■ The problem
Determine how many lines contain the string "Autofill", then reply with that figure only.

■ Records supplied
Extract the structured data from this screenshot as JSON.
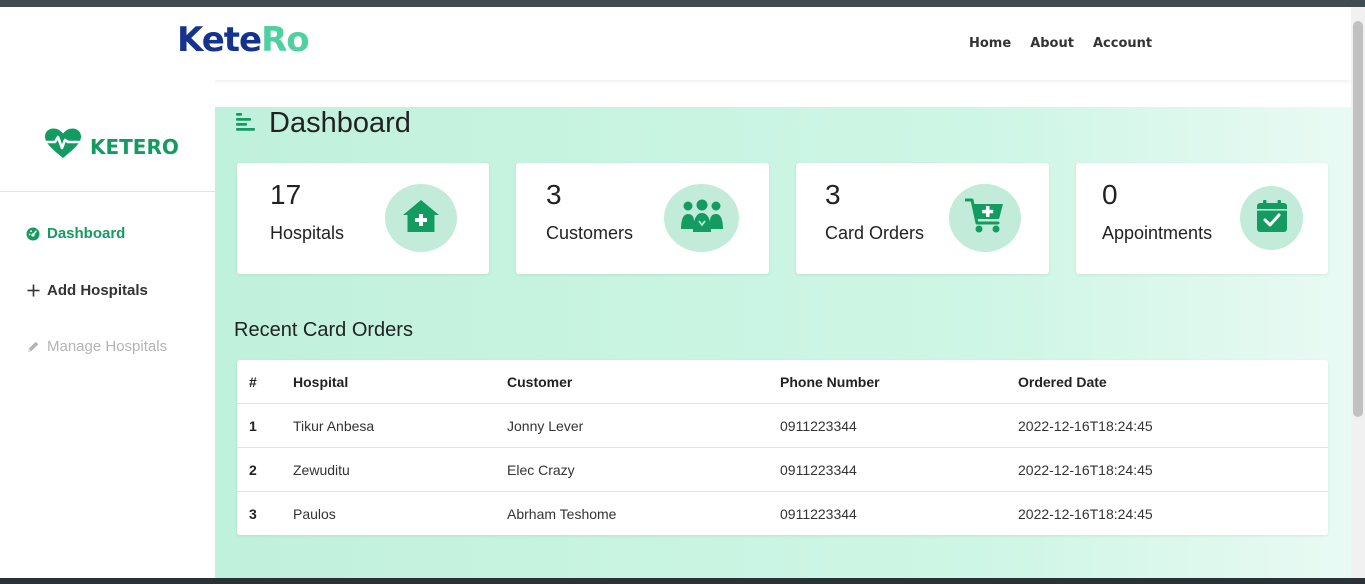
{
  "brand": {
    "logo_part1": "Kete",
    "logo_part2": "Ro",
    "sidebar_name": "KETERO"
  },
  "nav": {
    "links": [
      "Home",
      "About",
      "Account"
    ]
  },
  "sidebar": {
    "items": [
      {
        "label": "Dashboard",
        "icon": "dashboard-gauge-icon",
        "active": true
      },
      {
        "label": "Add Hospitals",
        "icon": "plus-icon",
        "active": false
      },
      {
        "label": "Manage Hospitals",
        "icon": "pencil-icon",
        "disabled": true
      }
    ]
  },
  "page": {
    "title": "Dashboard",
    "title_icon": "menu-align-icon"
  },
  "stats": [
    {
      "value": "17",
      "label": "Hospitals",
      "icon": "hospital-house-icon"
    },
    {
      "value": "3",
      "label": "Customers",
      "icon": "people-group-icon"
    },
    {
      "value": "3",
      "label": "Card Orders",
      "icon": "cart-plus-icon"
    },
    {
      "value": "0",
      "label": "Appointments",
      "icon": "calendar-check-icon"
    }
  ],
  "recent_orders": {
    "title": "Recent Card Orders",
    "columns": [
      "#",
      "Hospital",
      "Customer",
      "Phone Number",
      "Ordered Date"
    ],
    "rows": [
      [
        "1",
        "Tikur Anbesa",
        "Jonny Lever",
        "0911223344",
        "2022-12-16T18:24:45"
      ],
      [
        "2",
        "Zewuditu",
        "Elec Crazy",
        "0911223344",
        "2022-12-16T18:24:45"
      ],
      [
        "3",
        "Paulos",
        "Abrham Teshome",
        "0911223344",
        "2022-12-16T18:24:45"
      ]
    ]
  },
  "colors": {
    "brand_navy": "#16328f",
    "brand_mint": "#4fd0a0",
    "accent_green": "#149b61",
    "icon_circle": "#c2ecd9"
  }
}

---

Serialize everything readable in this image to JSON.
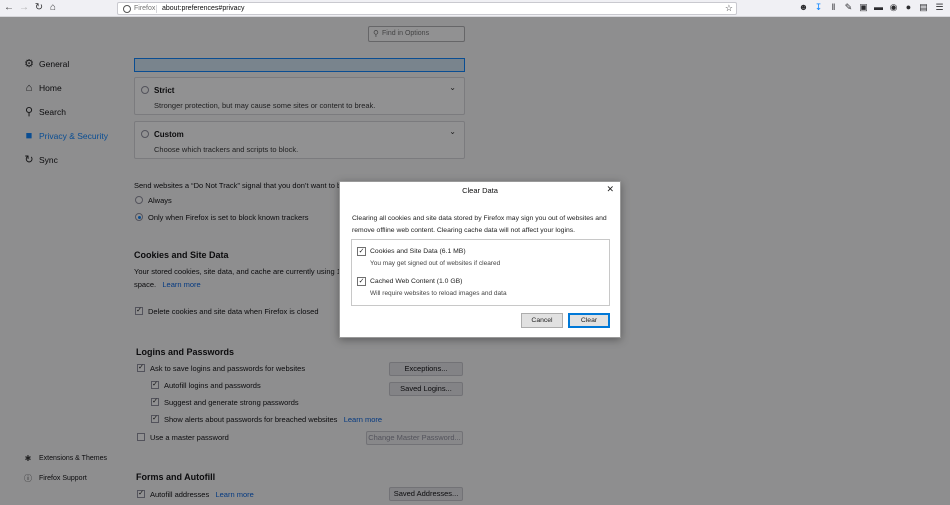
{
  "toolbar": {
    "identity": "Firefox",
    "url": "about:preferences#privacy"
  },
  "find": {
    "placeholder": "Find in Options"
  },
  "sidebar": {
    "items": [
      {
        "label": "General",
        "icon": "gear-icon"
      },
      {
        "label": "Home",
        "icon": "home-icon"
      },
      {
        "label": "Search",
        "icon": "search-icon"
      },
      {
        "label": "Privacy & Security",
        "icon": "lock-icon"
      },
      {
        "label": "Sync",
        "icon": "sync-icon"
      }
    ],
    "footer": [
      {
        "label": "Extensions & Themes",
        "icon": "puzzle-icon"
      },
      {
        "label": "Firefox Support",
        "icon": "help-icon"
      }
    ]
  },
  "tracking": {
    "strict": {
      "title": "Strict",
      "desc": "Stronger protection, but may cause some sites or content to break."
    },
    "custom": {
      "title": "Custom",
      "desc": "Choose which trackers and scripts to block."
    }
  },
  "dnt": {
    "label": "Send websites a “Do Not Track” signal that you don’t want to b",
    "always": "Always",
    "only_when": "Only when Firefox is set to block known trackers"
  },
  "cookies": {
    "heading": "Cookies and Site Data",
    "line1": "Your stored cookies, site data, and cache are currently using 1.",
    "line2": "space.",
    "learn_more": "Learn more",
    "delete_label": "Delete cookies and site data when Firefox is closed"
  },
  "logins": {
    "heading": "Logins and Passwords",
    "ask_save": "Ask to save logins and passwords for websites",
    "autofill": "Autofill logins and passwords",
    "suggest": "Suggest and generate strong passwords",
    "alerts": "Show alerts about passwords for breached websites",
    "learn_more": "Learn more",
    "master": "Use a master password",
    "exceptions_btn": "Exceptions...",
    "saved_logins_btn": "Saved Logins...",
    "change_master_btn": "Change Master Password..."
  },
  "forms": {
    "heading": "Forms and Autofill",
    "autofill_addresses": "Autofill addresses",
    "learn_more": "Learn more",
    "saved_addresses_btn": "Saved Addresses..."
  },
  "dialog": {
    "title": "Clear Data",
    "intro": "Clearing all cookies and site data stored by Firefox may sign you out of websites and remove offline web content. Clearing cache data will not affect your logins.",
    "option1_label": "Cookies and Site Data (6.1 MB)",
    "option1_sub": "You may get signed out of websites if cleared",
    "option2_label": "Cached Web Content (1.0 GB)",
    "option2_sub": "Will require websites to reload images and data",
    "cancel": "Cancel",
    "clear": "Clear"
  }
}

■ Task output
3